WHAT IS REQUIRED:
Scan the data below for lines containing the string "Vitamin" and give only how many there are.

STUDY MATERIAL:
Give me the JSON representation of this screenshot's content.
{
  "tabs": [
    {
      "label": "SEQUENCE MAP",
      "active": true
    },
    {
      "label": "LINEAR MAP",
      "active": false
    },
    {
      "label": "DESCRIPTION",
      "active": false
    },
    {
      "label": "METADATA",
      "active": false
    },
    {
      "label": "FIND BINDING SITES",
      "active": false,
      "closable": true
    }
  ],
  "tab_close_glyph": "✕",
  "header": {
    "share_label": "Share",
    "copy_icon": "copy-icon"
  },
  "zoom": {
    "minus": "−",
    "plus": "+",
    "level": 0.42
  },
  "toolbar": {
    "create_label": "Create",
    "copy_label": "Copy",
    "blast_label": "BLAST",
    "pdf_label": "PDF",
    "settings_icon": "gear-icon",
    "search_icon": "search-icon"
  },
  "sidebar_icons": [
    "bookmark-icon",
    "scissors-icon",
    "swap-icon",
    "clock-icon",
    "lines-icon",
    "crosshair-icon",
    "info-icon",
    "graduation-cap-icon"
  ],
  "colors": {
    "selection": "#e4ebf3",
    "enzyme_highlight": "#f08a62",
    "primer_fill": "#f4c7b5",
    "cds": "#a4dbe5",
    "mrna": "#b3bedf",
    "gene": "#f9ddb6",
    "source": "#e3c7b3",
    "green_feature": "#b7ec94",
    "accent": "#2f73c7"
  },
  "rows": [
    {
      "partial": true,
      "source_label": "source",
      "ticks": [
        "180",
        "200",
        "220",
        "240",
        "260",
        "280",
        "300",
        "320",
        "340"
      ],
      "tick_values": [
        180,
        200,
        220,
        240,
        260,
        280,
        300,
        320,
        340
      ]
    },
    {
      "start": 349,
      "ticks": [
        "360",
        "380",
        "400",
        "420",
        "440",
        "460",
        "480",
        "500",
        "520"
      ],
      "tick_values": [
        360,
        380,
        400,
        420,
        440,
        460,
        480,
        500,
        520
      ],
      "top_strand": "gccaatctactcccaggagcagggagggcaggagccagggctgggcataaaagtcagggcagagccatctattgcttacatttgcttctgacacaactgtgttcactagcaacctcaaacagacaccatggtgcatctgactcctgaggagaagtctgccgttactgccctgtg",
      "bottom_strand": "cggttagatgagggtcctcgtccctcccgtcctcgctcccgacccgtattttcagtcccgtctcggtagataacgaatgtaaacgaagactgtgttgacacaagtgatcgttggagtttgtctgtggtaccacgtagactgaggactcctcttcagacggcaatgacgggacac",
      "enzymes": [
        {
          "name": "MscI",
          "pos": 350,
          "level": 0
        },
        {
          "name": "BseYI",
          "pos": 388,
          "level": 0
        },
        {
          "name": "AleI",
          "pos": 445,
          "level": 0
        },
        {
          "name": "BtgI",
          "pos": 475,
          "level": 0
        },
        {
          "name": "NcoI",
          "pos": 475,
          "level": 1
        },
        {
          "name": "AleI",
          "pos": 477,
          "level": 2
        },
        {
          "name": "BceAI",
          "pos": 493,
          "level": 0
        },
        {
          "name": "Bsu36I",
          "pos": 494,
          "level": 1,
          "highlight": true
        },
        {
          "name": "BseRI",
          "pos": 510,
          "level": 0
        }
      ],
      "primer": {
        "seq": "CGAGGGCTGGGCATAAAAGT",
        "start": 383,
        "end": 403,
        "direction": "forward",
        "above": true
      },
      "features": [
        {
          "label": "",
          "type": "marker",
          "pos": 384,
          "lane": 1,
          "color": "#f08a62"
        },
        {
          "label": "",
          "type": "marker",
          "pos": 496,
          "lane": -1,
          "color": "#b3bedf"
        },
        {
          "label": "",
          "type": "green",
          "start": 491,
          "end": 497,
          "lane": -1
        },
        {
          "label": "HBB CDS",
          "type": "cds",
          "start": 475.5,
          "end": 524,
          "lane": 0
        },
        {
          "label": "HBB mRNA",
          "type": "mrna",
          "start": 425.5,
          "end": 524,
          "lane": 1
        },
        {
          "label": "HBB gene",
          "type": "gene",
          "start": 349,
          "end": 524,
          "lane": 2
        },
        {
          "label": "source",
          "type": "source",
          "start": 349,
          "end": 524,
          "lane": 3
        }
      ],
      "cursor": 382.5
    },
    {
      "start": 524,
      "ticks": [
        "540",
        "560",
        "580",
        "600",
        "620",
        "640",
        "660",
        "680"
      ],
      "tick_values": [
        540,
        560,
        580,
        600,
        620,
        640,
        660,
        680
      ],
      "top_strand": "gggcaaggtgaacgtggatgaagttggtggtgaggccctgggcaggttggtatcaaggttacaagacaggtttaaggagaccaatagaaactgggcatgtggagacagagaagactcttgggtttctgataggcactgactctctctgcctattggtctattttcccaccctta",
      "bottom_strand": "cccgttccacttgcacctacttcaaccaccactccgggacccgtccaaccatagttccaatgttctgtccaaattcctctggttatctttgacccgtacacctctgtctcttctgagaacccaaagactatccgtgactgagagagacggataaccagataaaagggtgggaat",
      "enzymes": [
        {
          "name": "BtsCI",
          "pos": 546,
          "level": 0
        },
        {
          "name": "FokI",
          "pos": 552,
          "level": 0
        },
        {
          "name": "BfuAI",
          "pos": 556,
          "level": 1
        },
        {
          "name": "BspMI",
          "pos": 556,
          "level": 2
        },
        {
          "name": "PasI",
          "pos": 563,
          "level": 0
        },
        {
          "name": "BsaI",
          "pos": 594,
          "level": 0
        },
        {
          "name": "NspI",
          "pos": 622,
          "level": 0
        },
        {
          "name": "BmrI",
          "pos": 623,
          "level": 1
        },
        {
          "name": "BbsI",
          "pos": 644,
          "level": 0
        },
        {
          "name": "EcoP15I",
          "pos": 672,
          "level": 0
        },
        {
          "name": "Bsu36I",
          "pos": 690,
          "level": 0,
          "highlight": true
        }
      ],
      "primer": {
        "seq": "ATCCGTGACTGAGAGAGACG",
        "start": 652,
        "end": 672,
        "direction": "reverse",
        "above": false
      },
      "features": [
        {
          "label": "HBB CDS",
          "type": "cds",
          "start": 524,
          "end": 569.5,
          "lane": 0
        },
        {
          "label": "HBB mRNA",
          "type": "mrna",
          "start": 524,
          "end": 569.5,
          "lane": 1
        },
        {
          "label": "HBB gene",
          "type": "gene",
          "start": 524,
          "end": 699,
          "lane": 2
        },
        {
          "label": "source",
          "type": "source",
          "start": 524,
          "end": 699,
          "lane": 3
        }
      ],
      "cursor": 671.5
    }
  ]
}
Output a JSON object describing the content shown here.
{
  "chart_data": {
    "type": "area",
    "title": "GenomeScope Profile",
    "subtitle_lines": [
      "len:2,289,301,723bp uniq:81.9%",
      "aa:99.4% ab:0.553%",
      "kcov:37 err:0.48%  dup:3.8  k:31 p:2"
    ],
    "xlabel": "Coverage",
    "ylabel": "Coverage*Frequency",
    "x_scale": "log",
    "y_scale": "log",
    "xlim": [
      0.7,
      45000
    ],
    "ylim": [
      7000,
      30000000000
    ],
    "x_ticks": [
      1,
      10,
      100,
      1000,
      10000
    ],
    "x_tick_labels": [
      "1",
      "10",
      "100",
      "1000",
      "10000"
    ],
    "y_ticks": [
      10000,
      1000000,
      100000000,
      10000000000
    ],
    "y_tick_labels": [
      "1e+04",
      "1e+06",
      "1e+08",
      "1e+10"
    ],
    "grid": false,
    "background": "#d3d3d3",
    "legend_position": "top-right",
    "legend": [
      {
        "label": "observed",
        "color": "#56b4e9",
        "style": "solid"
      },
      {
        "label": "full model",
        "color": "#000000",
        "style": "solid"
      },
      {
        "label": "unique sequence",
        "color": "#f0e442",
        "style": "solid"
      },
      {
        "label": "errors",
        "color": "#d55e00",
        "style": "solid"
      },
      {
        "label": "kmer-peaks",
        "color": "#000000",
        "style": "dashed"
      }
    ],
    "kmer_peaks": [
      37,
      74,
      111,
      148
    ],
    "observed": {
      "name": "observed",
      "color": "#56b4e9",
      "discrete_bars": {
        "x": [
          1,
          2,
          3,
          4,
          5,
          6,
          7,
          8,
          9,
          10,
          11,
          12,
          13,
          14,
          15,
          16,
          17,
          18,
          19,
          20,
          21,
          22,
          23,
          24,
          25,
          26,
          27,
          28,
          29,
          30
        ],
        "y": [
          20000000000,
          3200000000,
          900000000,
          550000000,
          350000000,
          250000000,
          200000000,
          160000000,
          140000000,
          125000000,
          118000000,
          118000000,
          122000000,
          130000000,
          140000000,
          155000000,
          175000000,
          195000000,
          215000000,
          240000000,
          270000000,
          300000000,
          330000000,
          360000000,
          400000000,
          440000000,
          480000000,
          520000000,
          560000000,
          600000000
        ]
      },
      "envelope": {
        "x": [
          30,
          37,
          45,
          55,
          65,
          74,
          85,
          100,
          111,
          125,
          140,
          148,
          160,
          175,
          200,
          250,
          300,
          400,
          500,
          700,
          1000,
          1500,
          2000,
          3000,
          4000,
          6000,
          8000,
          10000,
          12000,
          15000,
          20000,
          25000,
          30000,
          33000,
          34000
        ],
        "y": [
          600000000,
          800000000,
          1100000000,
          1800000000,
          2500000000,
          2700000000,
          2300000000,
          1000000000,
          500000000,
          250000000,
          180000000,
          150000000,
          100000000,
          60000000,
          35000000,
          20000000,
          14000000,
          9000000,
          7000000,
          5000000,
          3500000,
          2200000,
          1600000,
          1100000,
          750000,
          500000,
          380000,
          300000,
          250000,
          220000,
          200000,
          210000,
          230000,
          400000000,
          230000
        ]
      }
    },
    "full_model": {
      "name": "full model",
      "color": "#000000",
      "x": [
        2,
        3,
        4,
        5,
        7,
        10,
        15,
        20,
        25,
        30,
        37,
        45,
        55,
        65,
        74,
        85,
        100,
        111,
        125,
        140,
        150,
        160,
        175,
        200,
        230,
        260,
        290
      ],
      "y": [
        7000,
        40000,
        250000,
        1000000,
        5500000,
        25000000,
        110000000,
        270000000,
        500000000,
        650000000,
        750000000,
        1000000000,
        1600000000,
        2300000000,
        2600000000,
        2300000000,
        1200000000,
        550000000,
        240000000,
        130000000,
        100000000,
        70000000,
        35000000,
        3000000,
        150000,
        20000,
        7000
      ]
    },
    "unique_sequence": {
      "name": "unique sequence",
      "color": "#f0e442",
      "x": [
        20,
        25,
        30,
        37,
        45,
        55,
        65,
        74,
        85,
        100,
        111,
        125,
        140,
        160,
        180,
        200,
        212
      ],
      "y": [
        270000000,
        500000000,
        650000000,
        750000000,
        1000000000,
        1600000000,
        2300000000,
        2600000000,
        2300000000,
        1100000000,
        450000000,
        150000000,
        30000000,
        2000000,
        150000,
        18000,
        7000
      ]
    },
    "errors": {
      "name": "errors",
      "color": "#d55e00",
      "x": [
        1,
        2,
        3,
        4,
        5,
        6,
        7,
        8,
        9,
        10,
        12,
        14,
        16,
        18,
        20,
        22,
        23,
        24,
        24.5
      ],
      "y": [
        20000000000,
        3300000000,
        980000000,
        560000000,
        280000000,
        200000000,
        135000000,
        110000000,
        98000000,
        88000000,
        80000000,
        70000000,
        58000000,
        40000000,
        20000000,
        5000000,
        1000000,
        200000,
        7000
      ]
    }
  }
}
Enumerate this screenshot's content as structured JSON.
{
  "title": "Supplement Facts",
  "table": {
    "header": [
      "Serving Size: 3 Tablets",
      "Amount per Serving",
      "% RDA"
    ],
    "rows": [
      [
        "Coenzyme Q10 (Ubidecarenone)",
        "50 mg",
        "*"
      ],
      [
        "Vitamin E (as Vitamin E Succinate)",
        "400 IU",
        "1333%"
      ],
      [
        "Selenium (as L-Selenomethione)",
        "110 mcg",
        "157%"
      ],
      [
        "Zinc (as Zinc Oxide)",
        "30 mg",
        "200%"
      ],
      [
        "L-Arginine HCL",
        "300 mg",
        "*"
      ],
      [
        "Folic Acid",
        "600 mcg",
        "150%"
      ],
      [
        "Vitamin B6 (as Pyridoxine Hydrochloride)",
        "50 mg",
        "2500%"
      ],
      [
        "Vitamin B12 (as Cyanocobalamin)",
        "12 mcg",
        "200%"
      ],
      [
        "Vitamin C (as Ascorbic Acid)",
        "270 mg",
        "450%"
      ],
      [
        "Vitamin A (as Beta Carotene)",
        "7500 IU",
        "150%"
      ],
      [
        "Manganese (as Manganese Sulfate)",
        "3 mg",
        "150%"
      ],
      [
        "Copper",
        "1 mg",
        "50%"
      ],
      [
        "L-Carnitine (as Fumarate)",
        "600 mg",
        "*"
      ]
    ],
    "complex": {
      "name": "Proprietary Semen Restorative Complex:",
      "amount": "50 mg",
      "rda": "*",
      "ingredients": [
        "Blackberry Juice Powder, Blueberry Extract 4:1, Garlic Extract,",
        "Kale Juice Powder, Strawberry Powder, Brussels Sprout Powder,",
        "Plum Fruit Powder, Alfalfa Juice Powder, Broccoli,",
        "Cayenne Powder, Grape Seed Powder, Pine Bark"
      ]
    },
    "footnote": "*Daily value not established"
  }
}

EXERCISE OUTPUT:
5